[Dataset extract — start]

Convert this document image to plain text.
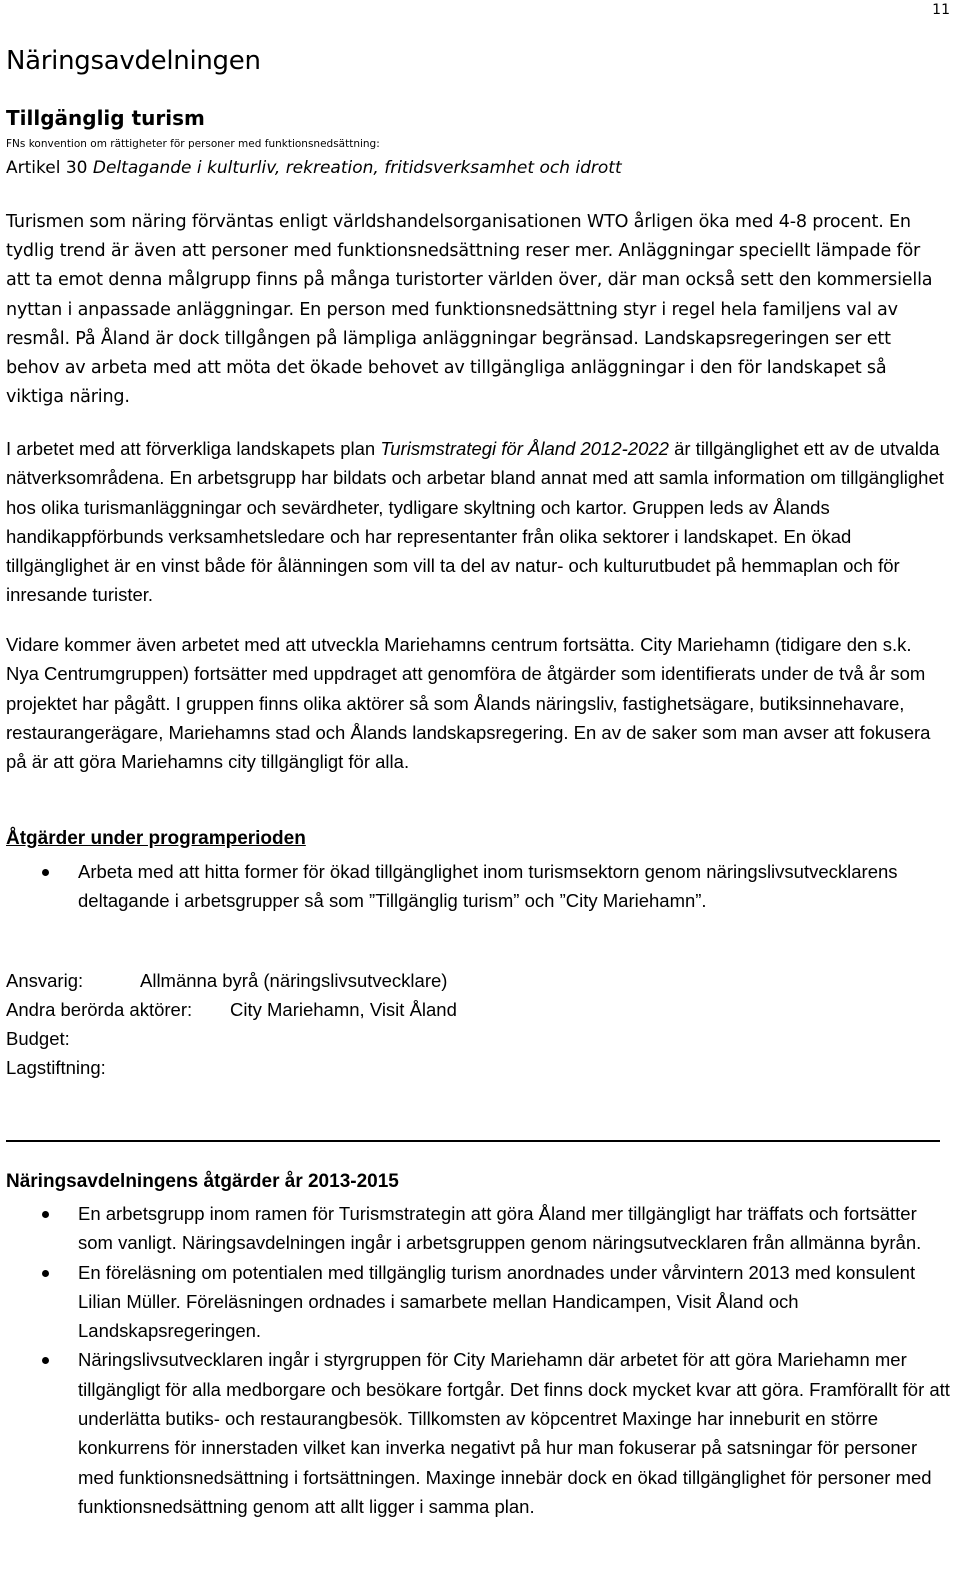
11
Näringsavdelningen
Tillgänglig turism
FNs konvention om rättigheter för personer med funktionsnedsättning:
Artikel 30 Deltagande i kulturliv, rekreation, fritidsverksamhet och idrott
Turismen som näring förväntas enligt världshandelsorganisationen WTO årligen öka med 4-8 procent. En tydlig trend är även att personer med funktionsnedsättning reser mer. Anläggningar speciellt lämpade för att ta emot denna målgrupp finns på många turistorter världen över, där man också sett den kommersiella nyttan i anpassade anläggningar. En person med funktionsnedsättning styr i regel hela familjens val av resmål. På Åland är dock tillgången på lämpliga anläggningar begränsad. Landskapsregeringen ser ett behov av arbeta med att möta det ökade behovet av tillgängliga anläggningar i den för landskapet så viktiga näring.
I arbetet med att förverkliga landskapets plan Turismstrategi för Åland 2012-2022 är tillgänglighet ett av de utvalda nätverksområdena. En arbetsgrupp har bildats och arbetar bland annat med att samla information om tillgänglighet hos olika turismanläggningar och sevärdheter, tydligare skyltning och kartor. Gruppen leds av Ålands handikappförbunds verksamhetsledare och har representanter från olika sektorer i landskapet. En ökad tillgänglighet är en vinst både för ålänningen som vill ta del av natur- och kulturutbudet på hemmaplan och för inresande turister.
Vidare kommer även arbetet med att utveckla Mariehamns centrum fortsätta. City Mariehamn (tidigare den s.k. Nya Centrumgruppen) fortsätter med uppdraget att genomföra de åtgärder som identifierats under de två år som projektet har pågått. I gruppen finns olika aktörer så som Ålands näringsliv, fastighetsägare, butiksinnehavare, restaurangerägare, Mariehamns stad och Ålands landskapsregering. En av de saker som man avser att fokusera på är att göra Mariehamns city tillgängligt för alla.
Åtgärder under programperioden
Arbeta med att hitta former för ökad tillgänglighet inom turismsektorn genom näringslivsutvecklarens deltagande i arbetsgrupper så som ”Tillgänglig turism” och ”City Mariehamn”.
Ansvarig:	Allmänna byrå (näringslivsutvecklare)
Andra berörda aktörer: City Mariehamn, Visit Åland
Budget:
Lagstiftning:
Näringsavdelningens åtgärder år 2013-2015
En arbetsgrupp inom ramen för Turismstrategin att göra Åland mer tillgängligt har träffats och fortsätter som vanligt. Näringsavdelningen ingår i arbetsgruppen genom näringsutvecklaren från allmänna byrån.
En föreläsning om potentialen med tillgänglig turism anordnades under vårvintern 2013 med konsulent Lilian Müller. Föreläsningen ordnades i samarbete mellan Handicampen, Visit Åland och Landskapsregeringen.
Näringslivsutvecklaren ingår i styrgruppen för City Mariehamn där arbetet för att göra Mariehamn mer tillgängligt för alla medborgare och besökare fortgår. Det finns dock mycket kvar att göra. Framförallt för att underlätta butiks- och restaurangbesök. Tillkomsten av köpcentret Maxinge har inneburit en större konkurrens för innerstaden vilket kan inverka negativt på hur man fokuserar på satsningar för personer med funktionsnedsättning i fortsättningen. Maxinge innebär dock en ökad tillgänglighet för personer med funktionsnedsättning genom att allt ligger i samma plan.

[Dataset extract — finish]

* Exercise details
Reproduce the data verbatim. Do not carry any picture into the copy.

* Exercise output
Convert this document image to plain text.
11
Näringsavdelningen
Tillgänglig turism
FNs konvention om rättigheter för personer med funktionsnedsättning:
Artikel 30 Deltagande i kulturliv, rekreation, fritidsverksamhet och idrott
Turismen som näring förväntas enligt världshandelsorganisationen WTO årligen öka med 4-8 procent. En tydlig trend är även att personer med funktionsnedsättning reser mer. Anläggningar speciellt lämpade för att ta emot denna målgrupp finns på många turistorter världen över, där man också sett den kommersiella nyttan i anpassade anläggningar. En person med funktionsnedsättning styr i regel hela familjens val av resmål. På Åland är dock tillgången på lämpliga anläggningar begränsad. Landskapsregeringen ser ett behov av arbeta med att möta det ökade behovet av tillgängliga anläggningar i den för landskapet så viktiga näring.
I arbetet med att förverkliga landskapets plan Turismstrategi för Åland 2012-2022 är tillgänglighet ett av de utvalda nätverksområdena. En arbetsgrupp har bildats och arbetar bland annat med att samla information om tillgänglighet hos olika turismanläggningar och sevärdheter, tydligare skyltning och kartor. Gruppen leds av Ålands handikappförbunds verksamhetsledare och har representanter från olika sektorer i landskapet. En ökad tillgänglighet är en vinst både för ålänningen som vill ta del av natur- och kulturutbudet på hemmaplan och för inresande turister.
Vidare kommer även arbetet med att utveckla Mariehamns centrum fortsätta. City Mariehamn (tidigare den s.k. Nya Centrumgruppen) fortsätter med uppdraget att genomföra de åtgärder som identifierats under de två år som projektet har pågått. I gruppen finns olika aktörer så som Ålands näringsliv, fastighetsägare, butiksinnehavare, restaurangerägare, Mariehamns stad och Ålands landskapsregering. En av de saker som man avser att fokusera på är att göra Mariehamns city tillgängligt för alla.
Åtgärder under programperioden
Arbeta med att hitta former för ökad tillgänglighet inom turismsektorn genom näringslivsutvecklarens deltagande i arbetsgrupper så som ”Tillgänglig turism” och ”City Mariehamn”.
Ansvarig:	Allmänna byrå (näringslivsutvecklare)
Andra berörda aktörer: City Mariehamn, Visit Åland
Budget:
Lagstiftning:
Näringsavdelningens åtgärder år 2013-2015
En arbetsgrupp inom ramen för Turismstrategin att göra Åland mer tillgängligt har träffats och fortsätter som vanligt. Näringsavdelningen ingår i arbetsgruppen genom näringsutvecklaren från allmänna byrån.
En föreläsning om potentialen med tillgänglig turism anordnades under vårvintern 2013 med konsulent Lilian Müller. Föreläsningen ordnades i samarbete mellan Handicampen, Visit Åland och Landskapsregeringen.
Näringslivsutvecklaren ingår i styrgruppen för City Mariehamn där arbetet för att göra Mariehamn mer tillgängligt för alla medborgare och besökare fortgår. Det finns dock mycket kvar att göra. Framförallt för att underlätta butiks- och restaurangbesök. Tillkomsten av köpcentret Maxinge har inneburit en större konkurrens för innerstaden vilket kan inverka negativt på hur man fokuserar på satsningar för personer med funktionsnedsättning i fortsättningen. Maxinge innebär dock en ökad tillgänglighet för personer med funktionsnedsättning genom att allt ligger i samma plan.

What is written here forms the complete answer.